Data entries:
┄┄┄┄┄┄┄┄┄┄┄┄┄┄┄┄┄┄┄┄

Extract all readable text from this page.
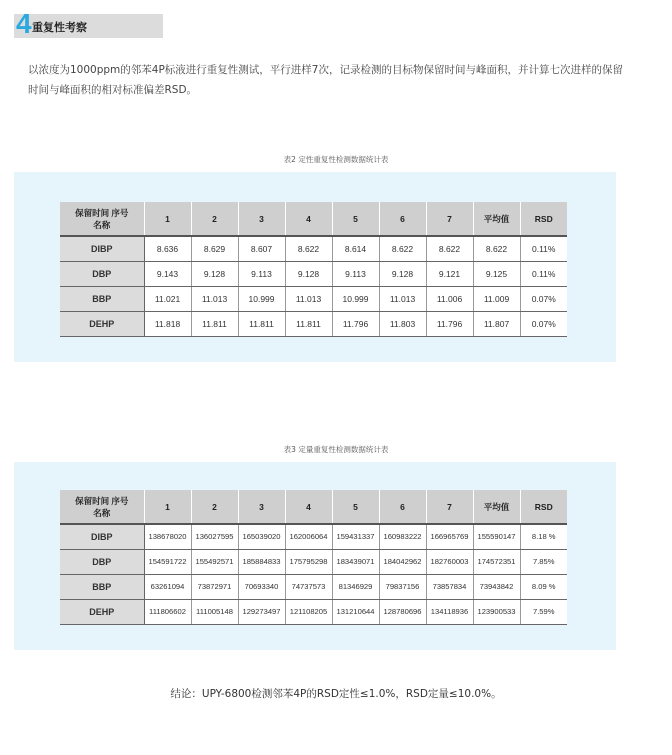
4 重复性考察

以浓度为1000ppm的邻苯4P标液进行重复性测试，平行进样7次，记录检测的目标物保留时间与峰面积，并计算七次进样的保留时间与峰面积的相对标准偏差RSD。

表2 定性重复性检测数据统计表
保留时间 序号
名称	1	2	3	4	5	6	7	平均值	RSD
DIBP	8.636	8.629	8.607	8.622	8.614	8.622	8.622	8.622	0.11%
DBP	9.143	9.128	9.113	9.128	9.113	9.128	9.121	9.125	0.11%
BBP	11.021	11.013	10.999	11.013	10.999	11.013	11.006	11.009	0.07%
DEHP	11.818	11.811	11.811	11.811	11.796	11.803	11.796	11.807	0.07%
表3 定量重复性检测数据统计表
保留时间 序号
名称	1	2	3	4	5	6	7	平均值	RSD
DIBP	138678020	136027595	165039020	162006064	159431337	160983222	166965769	155590147	8.18 %
DBP	154591722	155492571	185884833	175795298	183439071	184042962	182760003	174572351	7.85%
BBP	63261094	73872971	70693340	74737573	81346929	79837156	73857834	73943842	8.09 %
DEHP	111806602	111005148	129273497	121108205	131210644	128780696	134118936	123900533	7.59%

结论：UPY-6800检测邻苯4P的RSD定性≤1.0%，RSD定量≤10.0%。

┄┄┄┄┄┄┄┄┄┄┄┄┄┄┄┄┄┄┄┄

Objective: Produce an exact copy of each line of data, skipping embedded images.

In response:
Extract all readable text from this page.
4 重复性考察

以浓度为1000ppm的邻苯4P标液进行重复性测试，平行进样7次，记录检测的目标物保留时间与峰面积，并计算七次进样的保留时间与峰面积的相对标准偏差RSD。

表2 定性重复性检测数据统计表
保留时间 序号
名称	1	2	3	4	5	6	7	平均值	RSD
DIBP	8.636	8.629	8.607	8.622	8.614	8.622	8.622	8.622	0.11%
DBP	9.143	9.128	9.113	9.128	9.113	9.128	9.121	9.125	0.11%
BBP	11.021	11.013	10.999	11.013	10.999	11.013	11.006	11.009	0.07%
DEHP	11.818	11.811	11.811	11.811	11.796	11.803	11.796	11.807	0.07%
表3 定量重复性检测数据统计表
保留时间 序号
名称	1	2	3	4	5	6	7	平均值	RSD
DIBP	138678020	136027595	165039020	162006064	159431337	160983222	166965769	155590147	8.18 %
DBP	154591722	155492571	185884833	175795298	183439071	184042962	182760003	174572351	7.85%
BBP	63261094	73872971	70693340	74737573	81346929	79837156	73857834	73943842	8.09 %
DEHP	111806602	111005148	129273497	121108205	131210644	128780696	134118936	123900533	7.59%

结论：UPY-6800检测邻苯4P的RSD定性≤1.0%，RSD定量≤10.0%。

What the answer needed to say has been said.